Instruction: Search the material and gather each line with "this" in it.

--------------------------------------------------

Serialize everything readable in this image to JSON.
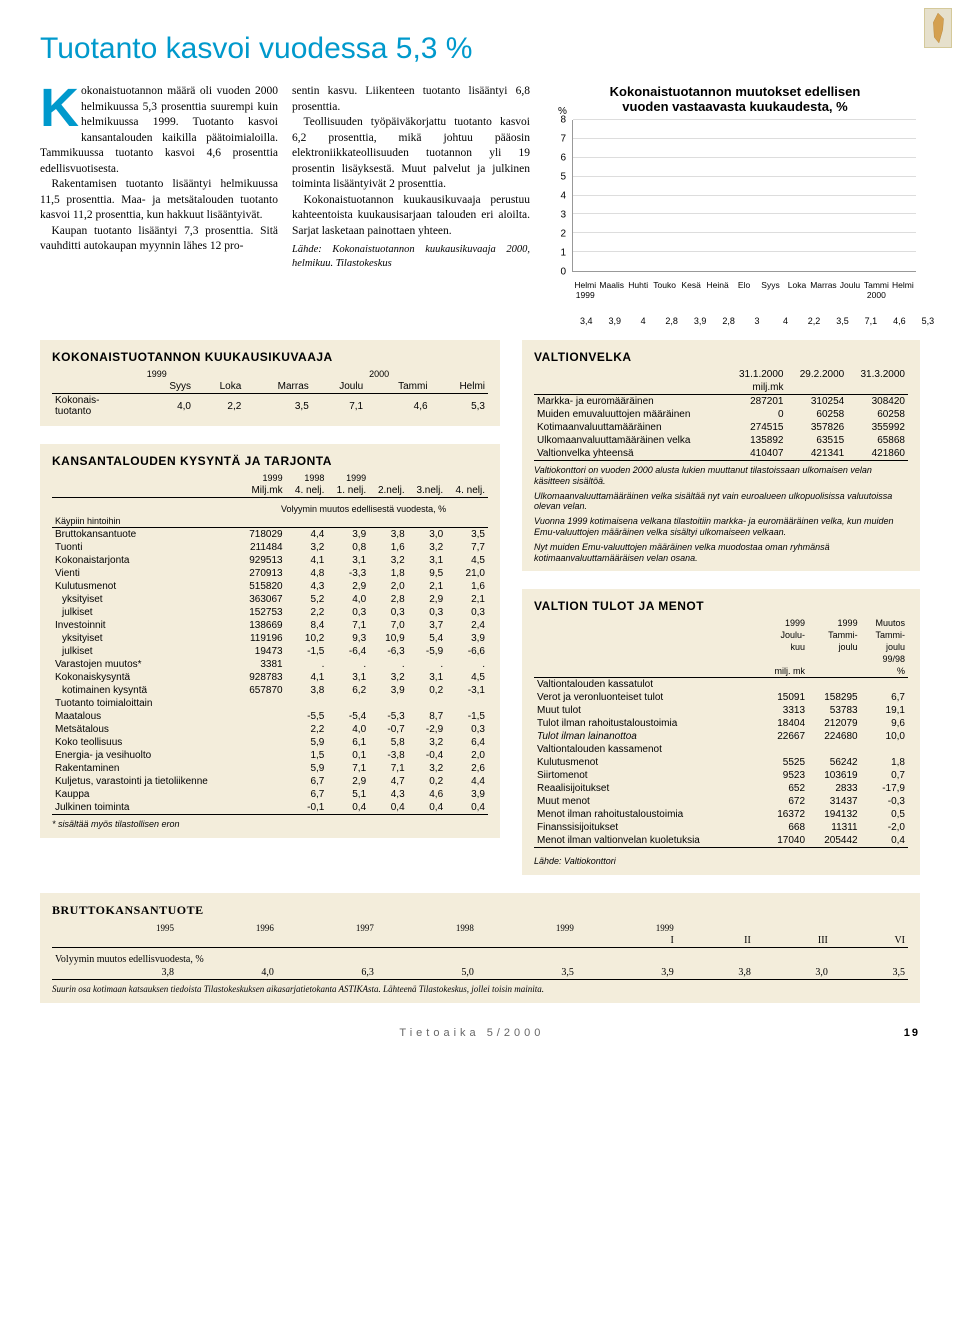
{
  "page": {
    "title": "Tuotanto kasvoi vuodessa 5,3 %",
    "footer_text": "Tietoaika 5/2000",
    "page_number": "19"
  },
  "body_text": {
    "col1_p1_dropcap": "K",
    "col1_p1": "okonaistuotannon määrä oli vuoden 2000 helmikuussa 5,3 prosenttia suurempi kuin helmikuussa 1999. Tuotanto kasvoi kansantalouden kaikilla päätoimialoilla. Tammikuussa tuotanto kasvoi 4,6 prosenttia edellisvuotisesta.",
    "col1_p2": "Rakentamisen tuotanto lisääntyi helmikuussa 11,5 prosenttia. Maa- ja metsätalouden tuotanto kasvoi 11,2 prosenttia, kun hakkuut lisääntyivät.",
    "col1_p3": "Kaupan tuotanto lisääntyi 7,3 prosenttia. Sitä vauhditti autokaupan myynnin lähes 12 pro-",
    "col2_p1": "sentin kasvu. Liikenteen tuotanto lisääntyi 6,8 prosenttia.",
    "col2_p2": "Teollisuuden työpäiväkorjattu tuotanto kasvoi 6,2 prosenttia, mikä johtuu pääosin elektroniikkateollisuuden tuotannon yli 19 prosentin lisäyksestä. Muut palvelut ja julkinen toiminta lisääntyivät 2 prosenttia.",
    "col2_p3": "Kokonaistuotannon kuukausikuvaaja perustuu kahteentoista kuukausisarjaan talouden eri aloilta. Sarjat lasketaan painottaen yhteen.",
    "col2_src": "Lähde: Kokonaistuotannon kuukausikuvaaja 2000, helmikuu. Tilastokeskus"
  },
  "chart": {
    "title_l1": "Kokonaistuotannon muutokset edellisen",
    "title_l2": "vuoden vastaavasta kuukaudesta, %",
    "y_label": "%",
    "ylim": [
      0,
      8
    ],
    "ytick_step": 1,
    "bar_color": "#c8bd8a",
    "grid_color": "#dddddd",
    "categories": [
      "Helmi 1999",
      "Maalis",
      "Huhti",
      "Touko",
      "Kesä",
      "Heinä",
      "Elo",
      "Syys",
      "Loka",
      "Marras",
      "Joulu",
      "Tammi 2000",
      "Helmi"
    ],
    "values": [
      3.4,
      3.9,
      4,
      2.8,
      3.9,
      2.8,
      3,
      4,
      2.2,
      3.5,
      7.1,
      4.6,
      5.3
    ],
    "value_labels": [
      "3,4",
      "3,9",
      "4",
      "2,8",
      "3,9",
      "2,8",
      "3",
      "4",
      "2,2",
      "3,5",
      "7,1",
      "4,6",
      "5,3"
    ]
  },
  "table_kk": {
    "title": "KOKONAISTUOTANNON KUUKAUSIKUVAAJA",
    "year_left": "1999",
    "year_right": "2000",
    "headers": [
      "",
      "Syys",
      "Loka",
      "Marras",
      "Joulu",
      "Tammi",
      "Helmi"
    ],
    "row_label": "Kokonais-\ntuotanto",
    "row": [
      "4,0",
      "2,2",
      "3,5",
      "7,1",
      "4,6",
      "5,3"
    ]
  },
  "table_kt": {
    "title": "KANSANTALOUDEN KYSYNTÄ JA TARJONTA",
    "hdr_year": [
      "1999",
      "1998",
      "1999",
      "",
      "",
      ""
    ],
    "hdr_unit": [
      "Milj.mk",
      "4. nelj.",
      "1. nelj.",
      "2.nelj.",
      "3.nelj.",
      "4. nelj."
    ],
    "subhdr": "Volyymin muutos edellisestä vuodesta, %",
    "price_row": "Käypiin hintoihin",
    "rows": [
      {
        "l": "Bruttokansantuote",
        "v": [
          "718029",
          "4,4",
          "3,9",
          "3,8",
          "3,0",
          "3,5"
        ]
      },
      {
        "l": "Tuonti",
        "v": [
          "211484",
          "3,2",
          "0,8",
          "1,6",
          "3,2",
          "7,7"
        ]
      },
      {
        "l": "Kokonaistarjonta",
        "v": [
          "929513",
          "4,1",
          "3,1",
          "3,2",
          "3,1",
          "4,5"
        ]
      },
      {
        "l": "Vienti",
        "v": [
          "270913",
          "4,8",
          "-3,3",
          "1,8",
          "9,5",
          "21,0"
        ]
      },
      {
        "l": "Kulutusmenot",
        "v": [
          "515820",
          "4,3",
          "2,9",
          "2,0",
          "2,1",
          "1,6"
        ]
      },
      {
        "l": "yksityiset",
        "v": [
          "363067",
          "5,2",
          "4,0",
          "2,8",
          "2,9",
          "2,1"
        ],
        "i": true
      },
      {
        "l": "julkiset",
        "v": [
          "152753",
          "2,2",
          "0,3",
          "0,3",
          "0,3",
          "0,3"
        ],
        "i": true
      },
      {
        "l": "Investoinnit",
        "v": [
          "138669",
          "8,4",
          "7,1",
          "7,0",
          "3,7",
          "2,4"
        ]
      },
      {
        "l": "yksityiset",
        "v": [
          "119196",
          "10,2",
          "9,3",
          "10,9",
          "5,4",
          "3,9"
        ],
        "i": true
      },
      {
        "l": "julkiset",
        "v": [
          "19473",
          "-1,5",
          "-6,4",
          "-6,3",
          "-5,9",
          "-6,6"
        ],
        "i": true
      },
      {
        "l": "Varastojen muutos*",
        "v": [
          "3381",
          ".",
          ".",
          ".",
          ".",
          "."
        ]
      },
      {
        "l": "Kokonaiskysyntä",
        "v": [
          "928783",
          "4,1",
          "3,1",
          "3,2",
          "3,1",
          "4,5"
        ]
      },
      {
        "l": "kotimainen kysyntä",
        "v": [
          "657870",
          "3,8",
          "6,2",
          "3,9",
          "0,2",
          "-3,1"
        ],
        "i": true
      },
      {
        "l": "Tuotanto toimialoittain",
        "v": [
          "",
          "",
          "",
          "",
          "",
          ""
        ],
        "hdr": true
      },
      {
        "l": "Maatalous",
        "v": [
          "",
          "-5,5",
          "-5,4",
          "-5,3",
          "8,7",
          "-1,5"
        ]
      },
      {
        "l": "Metsätalous",
        "v": [
          "",
          "2,2",
          "4,0",
          "-0,7",
          "-2,9",
          "0,3"
        ]
      },
      {
        "l": "Koko teollisuus",
        "v": [
          "",
          "5,9",
          "6,1",
          "5,8",
          "3,2",
          "6,4"
        ]
      },
      {
        "l": "Energia- ja vesihuolto",
        "v": [
          "",
          "1,5",
          "0,1",
          "-3,8",
          "-0,4",
          "2,0"
        ]
      },
      {
        "l": "Rakentaminen",
        "v": [
          "",
          "5,9",
          "7,1",
          "7,1",
          "3,2",
          "2,6"
        ]
      },
      {
        "l": "Kuljetus, varastointi ja tietoliikenne",
        "v": [
          "",
          "6,7",
          "2,9",
          "4,7",
          "0,2",
          "4,4"
        ]
      },
      {
        "l": "Kauppa",
        "v": [
          "",
          "6,7",
          "5,1",
          "4,3",
          "4,6",
          "3,9"
        ]
      },
      {
        "l": "Julkinen toiminta",
        "v": [
          "",
          "-0,1",
          "0,4",
          "0,4",
          "0,4",
          "0,4"
        ],
        "b": true
      }
    ],
    "note": "* sisältää myös tilastollisen eron"
  },
  "table_vv": {
    "title": "VALTIONVELKA",
    "hdr_dates": [
      "31.1.2000",
      "29.2.2000",
      "31.3.2000"
    ],
    "hdr_unit": "milj.mk",
    "rows": [
      {
        "l": "Markka- ja euromääräinen",
        "v": [
          "287201",
          "310254",
          "308420"
        ]
      },
      {
        "l": "Muiden emuvaluuttojen määräinen",
        "v": [
          "0",
          "60258",
          "60258"
        ]
      },
      {
        "l": "Kotimaanvaluuttamääräinen",
        "v": [
          "274515",
          "357826",
          "355992"
        ]
      },
      {
        "l": "Ulkomaanvaluuttamääräinen velka",
        "v": [
          "135892",
          "63515",
          "65868"
        ]
      },
      {
        "l": "Valtionvelka yhteensä",
        "v": [
          "410407",
          "421341",
          "421860"
        ],
        "b": true
      }
    ],
    "notes": [
      "Valtiokonttori on vuoden 2000 alusta lukien muuttanut tilastoissaan ulkomaisen velan käsitteen sisältöä.",
      "Ulkomaanvaluuttamääräinen velka sisältää nyt vain euroalueen ulkopuolisissa valuutoissa olevan velan.",
      "Vuonna 1999 kotimaisena velkana tilastoitiin markka- ja euromääräinen velka, kun muiden Emu-valuuttojen määräinen velka sisältyi ulkomaiseen velkaan.",
      "Nyt muiden Emu-valuuttojen määräinen velka muodostaa oman ryhmänsä kotimaanvaluuttamääräisen velan osana."
    ]
  },
  "table_vt": {
    "title": "VALTION TULOT JA MENOT",
    "hdr": [
      [
        "",
        "1999",
        "1999",
        "Muutos"
      ],
      [
        "",
        "Joulu-",
        "Tammi-",
        "Tammi-"
      ],
      [
        "",
        "kuu",
        "joulu",
        "joulu"
      ],
      [
        "",
        "",
        "",
        "99/98"
      ],
      [
        "",
        "milj. mk",
        "",
        "%"
      ]
    ],
    "sect1": "Valtiontalouden kassatulot",
    "rows1": [
      {
        "l": "Verot ja veronluonteiset tulot",
        "v": [
          "15091",
          "158295",
          "6,7"
        ]
      },
      {
        "l": "Muut tulot",
        "v": [
          "3313",
          "53783",
          "19,1"
        ]
      },
      {
        "l": "Tulot ilman rahoitustaloustoimia",
        "v": [
          "18404",
          "212079",
          "9,6"
        ]
      },
      {
        "l": "Tulot ilman lainanottoa",
        "v": [
          "22667",
          "224680",
          "10,0"
        ],
        "it": true
      }
    ],
    "sect2": "Valtiontalouden kassamenot",
    "rows2": [
      {
        "l": "Kulutusmenot",
        "v": [
          "5525",
          "56242",
          "1,8"
        ]
      },
      {
        "l": "Siirtomenot",
        "v": [
          "9523",
          "103619",
          "0,7"
        ]
      },
      {
        "l": "Reaalisijoitukset",
        "v": [
          "652",
          "2833",
          "-17,9"
        ]
      },
      {
        "l": "Muut menot",
        "v": [
          "672",
          "31437",
          "-0,3"
        ]
      },
      {
        "l": "Menot ilman rahoitustaloustoimia",
        "v": [
          "16372",
          "194132",
          "0,5"
        ]
      },
      {
        "l": "Finanssisijoitukset",
        "v": [
          "668",
          "11311",
          "-2,0"
        ]
      },
      {
        "l": "Menot ilman valtionvelan kuoletuksia",
        "v": [
          "17040",
          "205442",
          "0,4"
        ],
        "b": true
      }
    ],
    "src": "Lähde: Valtiokonttori"
  },
  "table_bkt": {
    "title": "BRUTTOKANSANTUOTE",
    "years": [
      "1995",
      "1996",
      "1997",
      "1998",
      "1999",
      "1999",
      "",
      "",
      ""
    ],
    "quarters": [
      "",
      "",
      "",
      "",
      "",
      "I",
      "II",
      "III",
      "VI"
    ],
    "row_label": "Volyymin muutos edellisvuodesta, %",
    "values": [
      "3,8",
      "4,0",
      "6,3",
      "5,0",
      "3,5",
      "3,9",
      "3,8",
      "3,0",
      "3,5"
    ],
    "note": "Suurin osa kotimaan katsauksen tiedoista Tilastokeskuksen aikasarjatietokanta ASTIKAsta. Lähteenä Tilastokeskus, jollei toisin mainita."
  }
}
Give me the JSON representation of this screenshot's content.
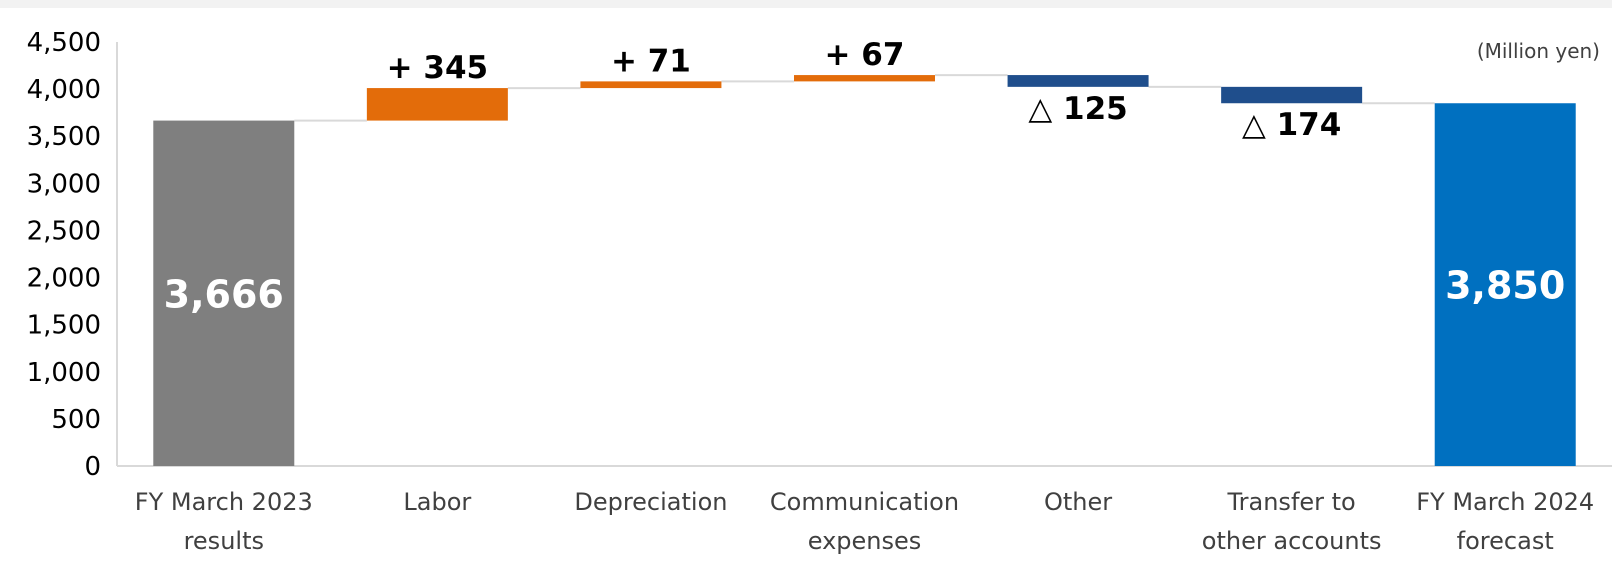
{
  "chart_data": {
    "type": "bar",
    "subtype": "waterfall",
    "unit_note": "(Million yen)",
    "ylim": [
      0,
      4500
    ],
    "y_ticks": [
      "0",
      "500",
      "1,000",
      "1,500",
      "2,000",
      "2,500",
      "3,000",
      "3,500",
      "4,000",
      "4,500"
    ],
    "y_tick_values": [
      0,
      500,
      1000,
      1500,
      2000,
      2500,
      3000,
      3500,
      4000,
      4500
    ],
    "grid": false,
    "connector_lines": true,
    "bars": [
      {
        "category": [
          "FY March 2023",
          "results"
        ],
        "kind": "total",
        "value": 3666,
        "label": "3,666",
        "color": "#7f7f7f"
      },
      {
        "category": [
          "Labor"
        ],
        "kind": "increase",
        "value": 345,
        "label": "+ 345",
        "color": "#e36c0a"
      },
      {
        "category": [
          "Depreciation"
        ],
        "kind": "increase",
        "value": 71,
        "label": "+ 71",
        "color": "#e36c0a"
      },
      {
        "category": [
          "Communication",
          "expenses"
        ],
        "kind": "increase",
        "value": 67,
        "label": "+ 67",
        "color": "#e36c0a"
      },
      {
        "category": [
          "Other"
        ],
        "kind": "decrease",
        "value": -125,
        "label": "△ 125",
        "color": "#1f4e8c"
      },
      {
        "category": [
          "Transfer to",
          "other accounts"
        ],
        "kind": "decrease",
        "value": -174,
        "label": "△ 174",
        "color": "#1f4e8c"
      },
      {
        "category": [
          "FY March 2024",
          "forecast"
        ],
        "kind": "total",
        "value": 3850,
        "label": "3,850",
        "color": "#0070c0"
      }
    ]
  }
}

--------------------------------------------------

Final answer:
Serialize everything readable in this image to JSON.
Give me the JSON representation of this screenshot's content.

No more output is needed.